**What you have to do:** In the data below, how many lines contain the string "during"? Give only the figure.

---+---

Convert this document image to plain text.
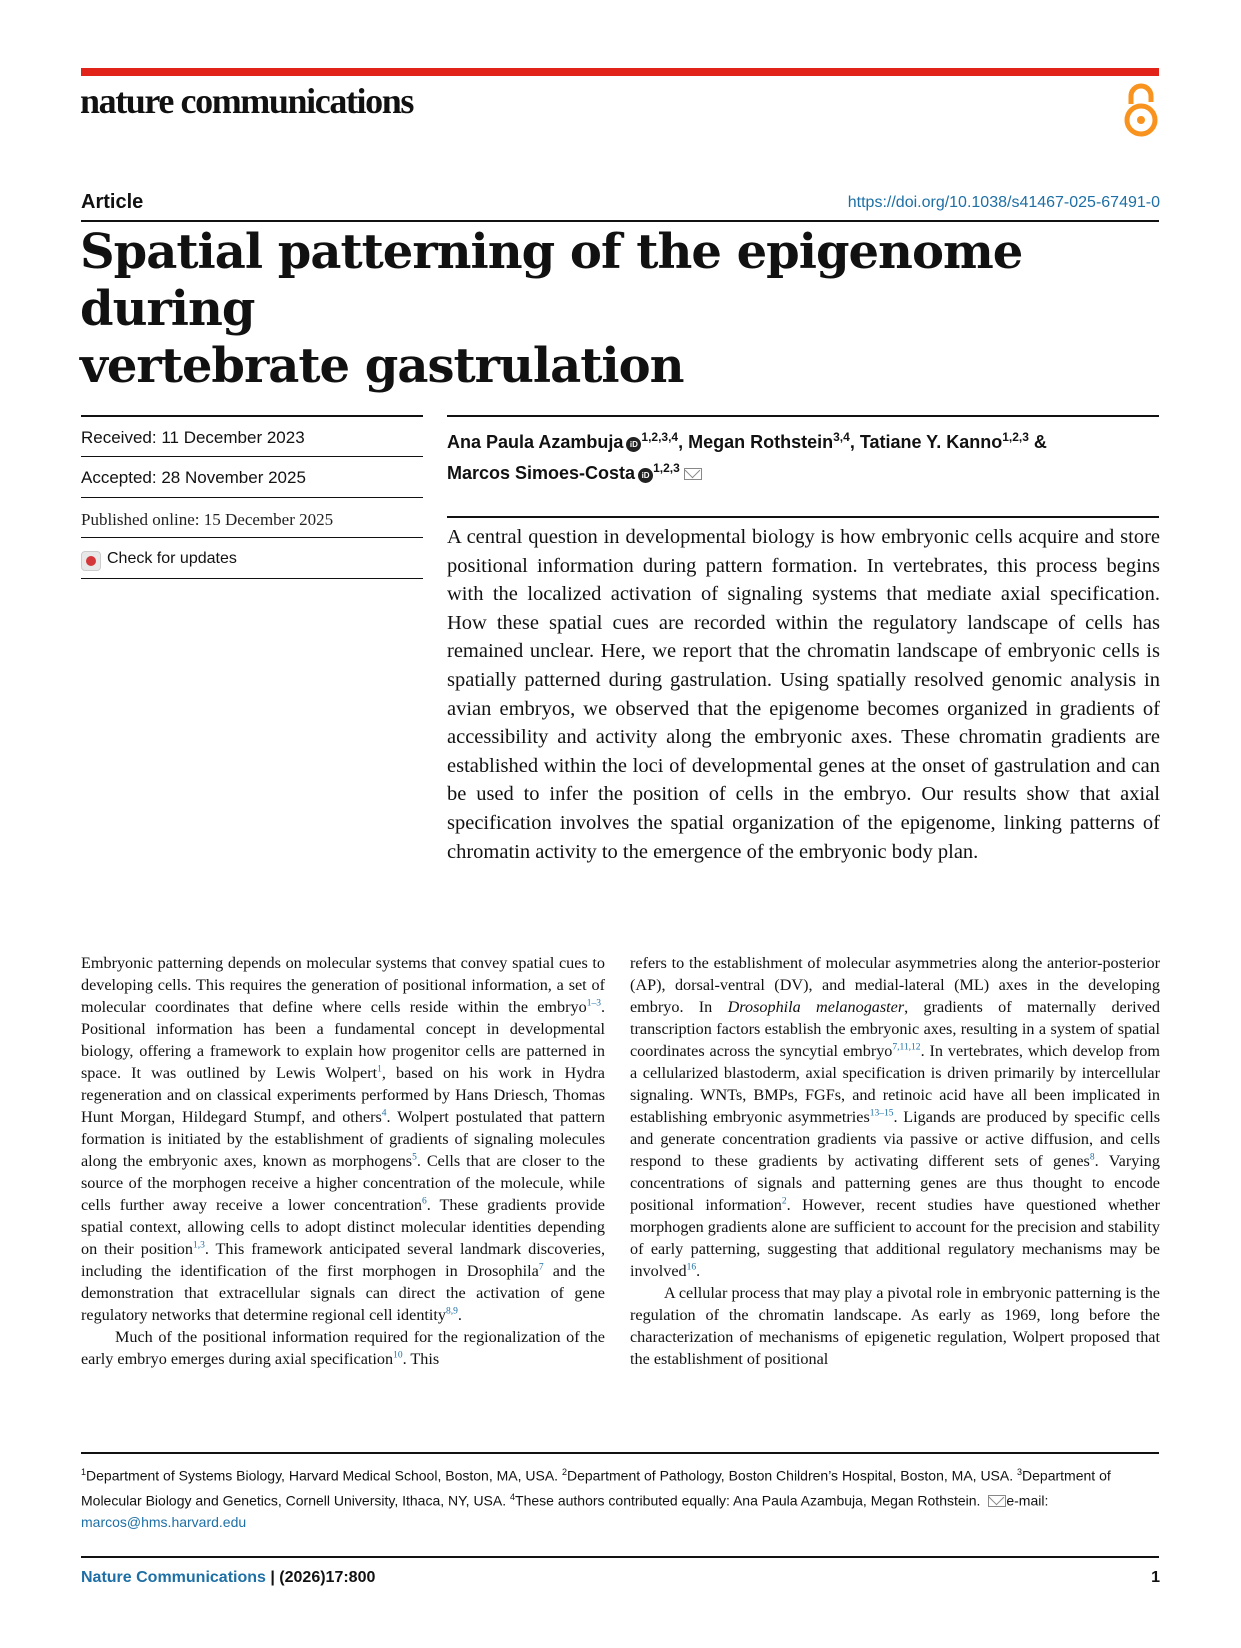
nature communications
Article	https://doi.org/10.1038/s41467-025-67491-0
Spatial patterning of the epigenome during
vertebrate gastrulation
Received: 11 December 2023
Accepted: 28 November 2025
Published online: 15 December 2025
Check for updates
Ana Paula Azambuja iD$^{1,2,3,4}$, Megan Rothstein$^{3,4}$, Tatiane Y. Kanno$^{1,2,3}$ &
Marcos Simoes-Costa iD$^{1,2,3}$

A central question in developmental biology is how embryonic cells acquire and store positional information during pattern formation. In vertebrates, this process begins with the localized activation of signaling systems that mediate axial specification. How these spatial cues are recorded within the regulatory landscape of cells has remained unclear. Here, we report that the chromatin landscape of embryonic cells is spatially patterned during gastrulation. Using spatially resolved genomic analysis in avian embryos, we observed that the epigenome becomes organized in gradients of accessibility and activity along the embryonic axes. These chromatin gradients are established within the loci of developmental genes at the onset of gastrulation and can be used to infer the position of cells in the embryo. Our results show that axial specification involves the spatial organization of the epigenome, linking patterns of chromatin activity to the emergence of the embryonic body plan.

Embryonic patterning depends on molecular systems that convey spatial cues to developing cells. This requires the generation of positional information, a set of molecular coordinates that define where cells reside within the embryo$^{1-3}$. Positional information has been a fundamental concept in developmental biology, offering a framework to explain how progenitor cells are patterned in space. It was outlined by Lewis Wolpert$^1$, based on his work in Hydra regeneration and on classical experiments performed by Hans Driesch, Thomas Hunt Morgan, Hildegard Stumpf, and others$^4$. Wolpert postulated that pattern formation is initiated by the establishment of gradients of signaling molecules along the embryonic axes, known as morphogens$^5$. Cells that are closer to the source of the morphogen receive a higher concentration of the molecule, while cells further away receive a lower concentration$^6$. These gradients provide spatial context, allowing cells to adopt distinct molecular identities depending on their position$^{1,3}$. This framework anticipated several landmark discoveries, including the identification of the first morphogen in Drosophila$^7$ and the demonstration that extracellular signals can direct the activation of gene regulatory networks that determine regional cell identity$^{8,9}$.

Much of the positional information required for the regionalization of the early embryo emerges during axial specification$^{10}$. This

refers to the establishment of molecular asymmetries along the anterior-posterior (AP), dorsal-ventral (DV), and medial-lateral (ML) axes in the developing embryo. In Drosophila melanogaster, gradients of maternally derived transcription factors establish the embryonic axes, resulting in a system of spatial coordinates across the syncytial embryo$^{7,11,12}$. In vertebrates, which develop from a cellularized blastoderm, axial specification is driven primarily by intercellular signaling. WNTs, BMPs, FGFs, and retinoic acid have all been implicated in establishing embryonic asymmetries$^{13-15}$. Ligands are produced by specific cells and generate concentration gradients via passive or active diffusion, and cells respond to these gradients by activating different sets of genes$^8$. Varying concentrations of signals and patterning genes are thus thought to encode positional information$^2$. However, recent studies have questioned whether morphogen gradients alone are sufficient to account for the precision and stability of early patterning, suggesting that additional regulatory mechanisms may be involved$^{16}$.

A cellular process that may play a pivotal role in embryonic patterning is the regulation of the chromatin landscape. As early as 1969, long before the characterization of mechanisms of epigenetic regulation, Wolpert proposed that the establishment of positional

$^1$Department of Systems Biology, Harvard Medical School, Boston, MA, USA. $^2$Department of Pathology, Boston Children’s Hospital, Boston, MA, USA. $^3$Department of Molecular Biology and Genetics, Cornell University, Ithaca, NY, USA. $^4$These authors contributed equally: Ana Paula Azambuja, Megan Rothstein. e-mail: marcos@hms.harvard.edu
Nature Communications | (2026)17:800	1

---+---

**Solution to the exercise:** 3